(Transcript entries for document pages)
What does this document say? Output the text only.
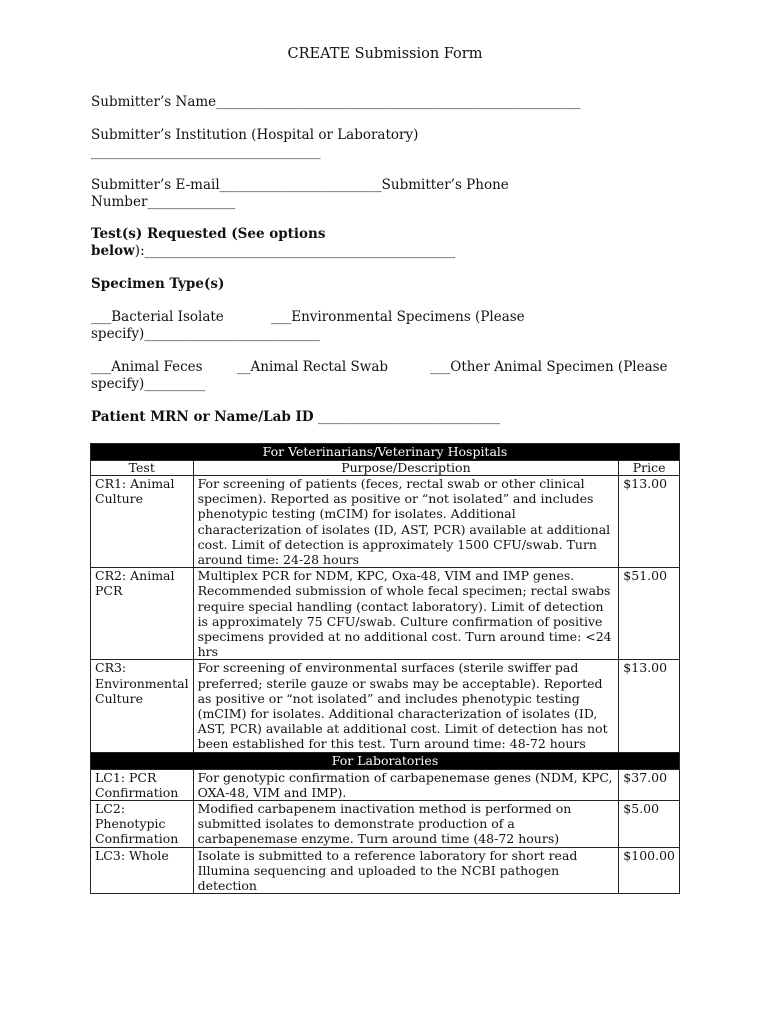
CREATE Submission Form
Submitter’s Name______________________________________________________
Submitter’s Institution (Hospital or Laboratory)
__________________________________
Submitter’s E-mail________________________Submitter’s Phone
Number_____________
Test(s) Requested (See options
below):______________________________________________
Specimen Type(s)
___Bacterial Isolate	___Environmental Specimens (Please
specify)__________________________
___Animal Feces	__Animal Rectal Swab	___Other Animal Specimen (Please
specify)_________
Patient MRN or Name/Lab ID ___________________________
For Veterinarians/Veterinary Hospitals		
Test	Purpose/Description	Price
CR1: Animal Culture	For screening of patients (feces, rectal swab or other clinical specimen). Reported as positive or “not isolated” and includes phenotypic testing (mCIM) for isolates. Additional characterization of isolates (ID, AST, PCR) available at additional cost. Limit of detection is approximately 1500 CFU/swab. Turn around time: 24-28 hours	$13.00
CR2: Animal PCR	Multiplex PCR for NDM, KPC, Oxa-48, VIM and IMP genes. Recommended submission of whole fecal specimen; rectal swabs require special handling (contact laboratory). Limit of detection is approximately 75 CFU/swab. Culture confirmation of positive specimens provided at no additional cost. Turn around time: <24 hrs	$51.00
CR3: Environmental Culture	For screening of environmental surfaces (sterile swiffer pad preferred; sterile gauze or swabs may be acceptable). Reported as positive or “not isolated” and includes phenotypic testing (mCIM) for isolates. Additional characterization of isolates (ID, AST, PCR) available at additional cost. Limit of detection has not been established for this test. Turn around time: 48-72 hours	$13.00
For Laboratories		
LC1: PCR Confirmation	For genotypic confirmation of carbapenemase genes (NDM, KPC, OXA-48, VIM and IMP).	$37.00
LC2: Phenotypic Confirmation	Modified carbapenem inactivation method is performed on submitted isolates to demonstrate production of a carbapenemase enzyme. Turn around time (48-72 hours)	$5.00
LC3: Whole	Isolate is submitted to a reference laboratory for short read Illumina sequencing and uploaded to the NCBI pathogen detection	$100.00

* **EXERCISE AIM**
The reply is to be all the records above, transcribed exactly, with no pictures.

* **SOLUTION TO THIS PROBLEM**
What does this document say? Output the text only.
CREATE Submission Form
Submitter’s Name______________________________________________________
Submitter’s Institution (Hospital or Laboratory)
__________________________________
Submitter’s E-mail________________________Submitter’s Phone
Number_____________
Test(s) Requested (See options
below):______________________________________________
Specimen Type(s)
___Bacterial Isolate	___Environmental Specimens (Please
specify)__________________________
___Animal Feces	__Animal Rectal Swab	___Other Animal Specimen (Please
specify)_________
Patient MRN or Name/Lab ID ___________________________
For Veterinarians/Veterinary Hospitals		
Test	Purpose/Description	Price
CR1: Animal Culture	For screening of patients (feces, rectal swab or other clinical specimen). Reported as positive or “not isolated” and includes phenotypic testing (mCIM) for isolates. Additional characterization of isolates (ID, AST, PCR) available at additional cost. Limit of detection is approximately 1500 CFU/swab. Turn around time: 24-28 hours	$13.00
CR2: Animal PCR	Multiplex PCR for NDM, KPC, Oxa-48, VIM and IMP genes. Recommended submission of whole fecal specimen; rectal swabs require special handling (contact laboratory). Limit of detection is approximately 75 CFU/swab. Culture confirmation of positive specimens provided at no additional cost. Turn around time: <24 hrs	$51.00
CR3: Environmental Culture	For screening of environmental surfaces (sterile swiffer pad preferred; sterile gauze or swabs may be acceptable). Reported as positive or “not isolated” and includes phenotypic testing (mCIM) for isolates. Additional characterization of isolates (ID, AST, PCR) available at additional cost. Limit of detection has not been established for this test. Turn around time: 48-72 hours	$13.00
For Laboratories		
LC1: PCR Confirmation	For genotypic confirmation of carbapenemase genes (NDM, KPC, OXA-48, VIM and IMP).	$37.00
LC2: Phenotypic Confirmation	Modified carbapenem inactivation method is performed on submitted isolates to demonstrate production of a carbapenemase enzyme. Turn around time (48-72 hours)	$5.00
LC3: Whole	Isolate is submitted to a reference laboratory for short read Illumina sequencing and uploaded to the NCBI pathogen detection	$100.00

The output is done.